» Set exercise: Extend the passage below on storing room information inside an image file, picking up right after its final sentence.
--- Excerpt to read ---
I've been thinking a bit about one of my other projects and how to encode basic information so I don't need to either hard code it or have an external definition file.

The general idea is this. You have a room with several different states including footprint (which includes width of the room and how many floors it occupies). Each room has several states -- empty, idle, active, busy, burned and flooded.

The image file for the room is stored as a 32-bit image, 8 bits per channel with four channels (RGBA).

Rooms need a few bits of information -- the locations of the slices within the overall image of each 'state' of the room, the width and height of the room, its build cost, maintenance cost, room type and a few other things.
--- Given records ---
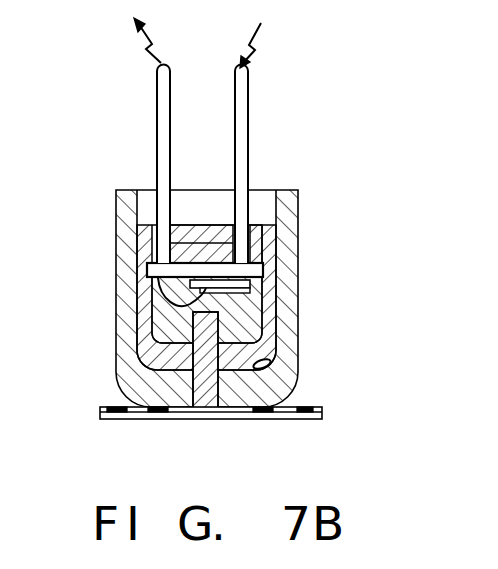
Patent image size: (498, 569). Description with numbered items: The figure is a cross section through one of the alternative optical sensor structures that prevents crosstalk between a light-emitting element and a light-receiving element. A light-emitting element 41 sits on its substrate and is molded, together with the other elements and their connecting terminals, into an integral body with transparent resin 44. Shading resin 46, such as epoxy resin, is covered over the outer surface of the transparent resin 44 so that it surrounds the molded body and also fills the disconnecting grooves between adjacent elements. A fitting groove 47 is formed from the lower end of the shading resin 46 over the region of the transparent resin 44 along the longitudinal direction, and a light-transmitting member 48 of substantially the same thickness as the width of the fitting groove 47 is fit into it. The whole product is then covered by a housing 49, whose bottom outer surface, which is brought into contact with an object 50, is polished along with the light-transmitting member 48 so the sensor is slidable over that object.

The light-emitting element 41 is at (180, 305).
The transparent resin 44 is at (285, 274).
The shading resin 46 is at (270, 300).
The fitting groove 47 is at (216, 323).
The light-transmitting member 48 is at (270, 363).
The housing 49 is at (284, 190).
The object 50 is at (294, 420).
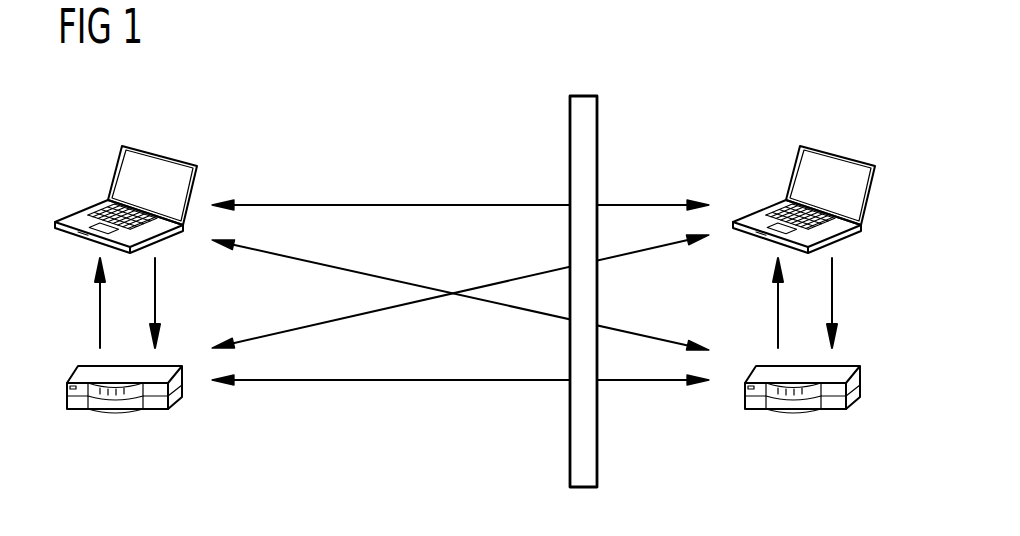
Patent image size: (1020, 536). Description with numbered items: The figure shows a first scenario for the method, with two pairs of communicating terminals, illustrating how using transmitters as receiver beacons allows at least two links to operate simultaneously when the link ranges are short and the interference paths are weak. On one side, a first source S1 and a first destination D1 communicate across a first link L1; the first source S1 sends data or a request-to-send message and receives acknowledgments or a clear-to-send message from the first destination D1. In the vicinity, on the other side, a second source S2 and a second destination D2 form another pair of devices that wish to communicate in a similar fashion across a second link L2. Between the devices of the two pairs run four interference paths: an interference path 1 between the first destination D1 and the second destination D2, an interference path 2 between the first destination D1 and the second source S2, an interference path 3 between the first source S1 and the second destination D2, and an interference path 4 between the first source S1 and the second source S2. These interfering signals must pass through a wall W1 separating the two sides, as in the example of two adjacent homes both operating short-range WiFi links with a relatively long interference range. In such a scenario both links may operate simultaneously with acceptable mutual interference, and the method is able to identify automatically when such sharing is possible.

The interference path 1 is at (458, 205).
The interference path 2 is at (392, 279).
The interference path 3 is at (390, 309).
The interference path 4 is at (459, 381).
The wall W1 is at (583, 96).
The first destination D1 is at (157, 162).
The second destination D2 is at (835, 162).
The first source S1 is at (118, 408).
The second source S2 is at (796, 408).
The first link L1 is at (109, 303).
The second link L2 is at (824, 303).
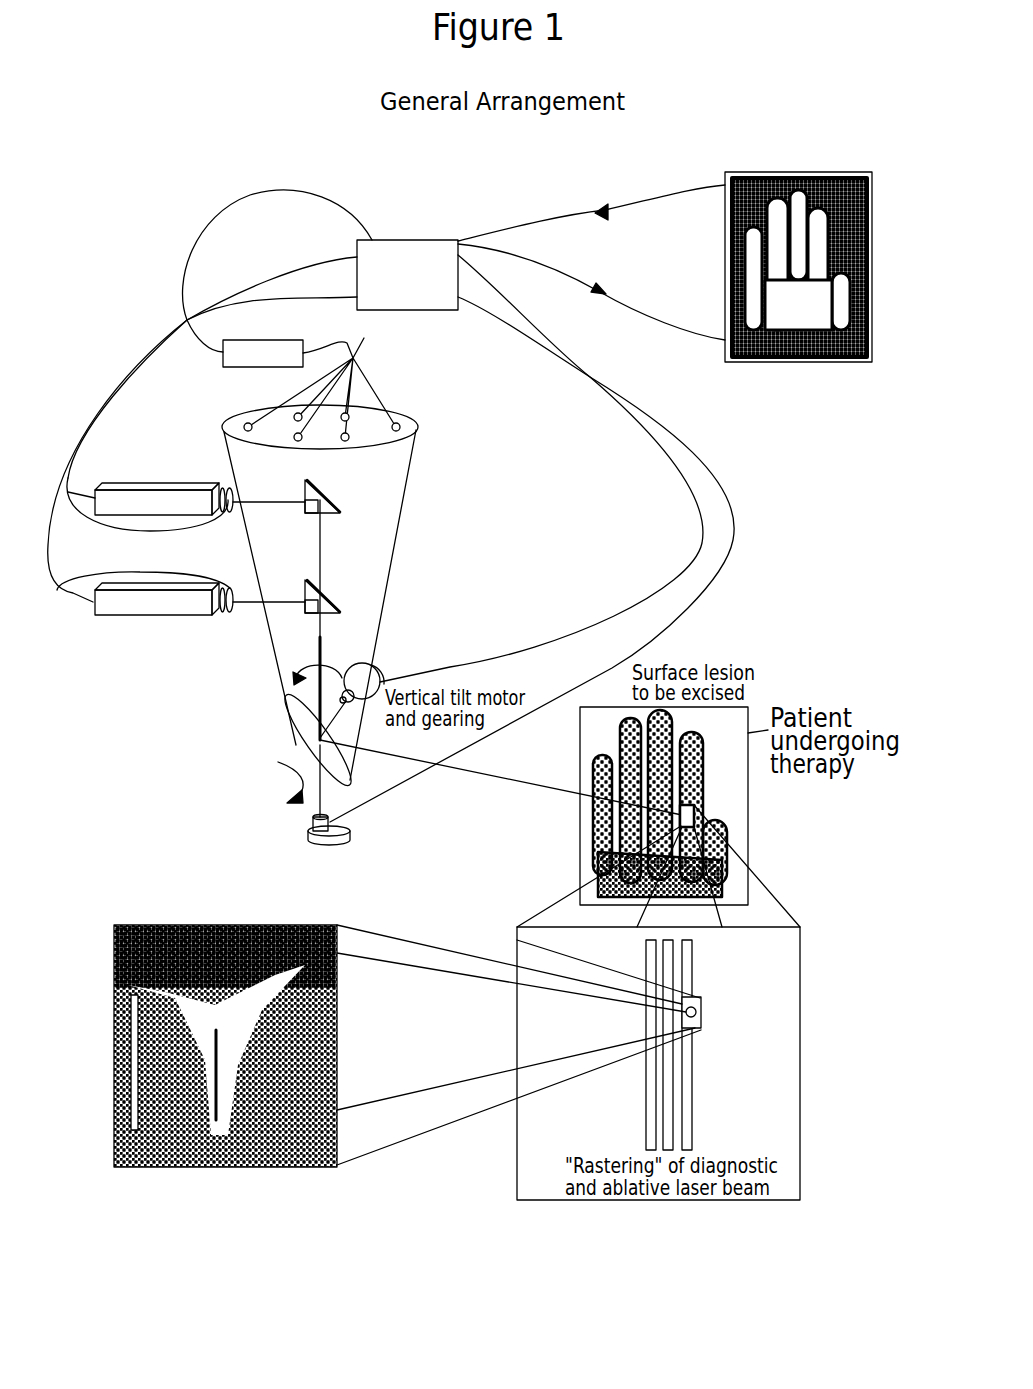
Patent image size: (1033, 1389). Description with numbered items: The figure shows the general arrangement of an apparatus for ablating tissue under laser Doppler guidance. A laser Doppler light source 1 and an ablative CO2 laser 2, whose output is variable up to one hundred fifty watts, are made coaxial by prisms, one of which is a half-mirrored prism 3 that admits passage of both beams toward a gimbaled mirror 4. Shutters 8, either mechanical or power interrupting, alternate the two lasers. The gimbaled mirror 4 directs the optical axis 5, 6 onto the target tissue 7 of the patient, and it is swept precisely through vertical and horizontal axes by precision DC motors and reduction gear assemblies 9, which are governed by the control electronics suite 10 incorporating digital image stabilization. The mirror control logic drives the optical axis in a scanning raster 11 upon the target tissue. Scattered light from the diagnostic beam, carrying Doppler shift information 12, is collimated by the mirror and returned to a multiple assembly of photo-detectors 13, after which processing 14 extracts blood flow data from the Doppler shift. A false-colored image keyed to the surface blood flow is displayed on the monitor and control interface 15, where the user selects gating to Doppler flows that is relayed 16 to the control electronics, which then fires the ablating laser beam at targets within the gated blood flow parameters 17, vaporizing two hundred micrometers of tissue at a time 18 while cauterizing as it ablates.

The laser Doppler light source 1 is at (187, 579).
The ablative CO2 laser 2 is at (199, 473).
The half-mirrored prism 3 is at (379, 605).
The gimbaled mirror 4 is at (253, 745).
The optical axis 5 is at (317, 684).
The optical axis 6 is at (501, 777).
The target tissue 7 is at (658, 854).
The shutter 8 is at (223, 604).
The precision DC motors and reduction gear assemblies 9 is at (408, 844).
The control electronics suite 10 is at (428, 228).
The raster upon the target tissue 11 is at (537, 1045).
The scattered laser light containing Doppler shift information 12 is at (405, 530).
The multiple assembly of photo-detectors 13 is at (393, 383).
The Doppler shift processing 14 is at (220, 365).
The monitor/control interface console 15 is at (810, 313).
The control electronics relay 16 is at (591, 250).
The ablating laser beam fired at gated targets 17 is at (323, 495).
The vaporized tissue layer 18 is at (230, 1046).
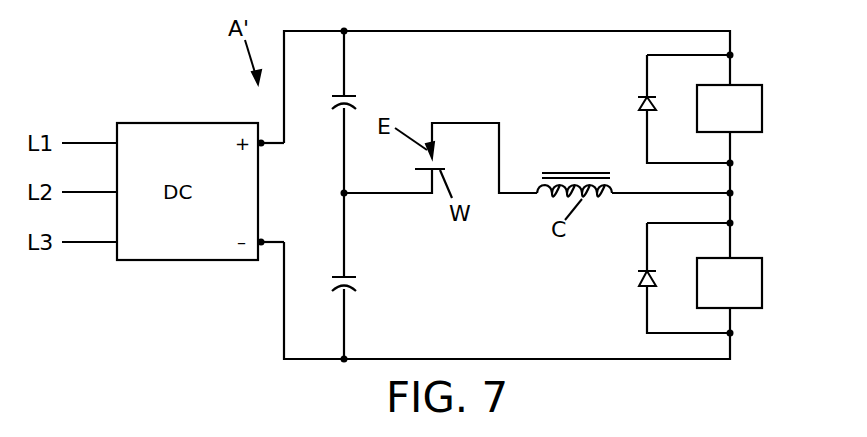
---
» Reply to the exercise:
It occurred to me that almost all of this numeric in nature and can be encoded into the RGBA values. Width/Height is easy enough using the Red and Green components assuming you never have anything that exceeds 255. OR, you can interpret each pixel as a 32bit value giving you up to 2,147,483,647 for signed values (and 4,294,967,294 for unsigned values). In terms of the above, this should be more than sufficient. Hell, even words can be encoded this way when using the ASCII code page only (values 0 - 255), allowing for a single pixel to store up to 4 characters (though this would suffer from a problem with localization to other languages).

I guess what I'm wondering if this is worth the effort? It would eliminate the need for external definitions separate from the image files themselves and could encode all pertinent information within the pixel data itself. It would also be fast as there would be no need to parse and interpret a text file though a basic utility would be needed to encode the more complex data (fairly simple to develop, honestly).

Thoughts?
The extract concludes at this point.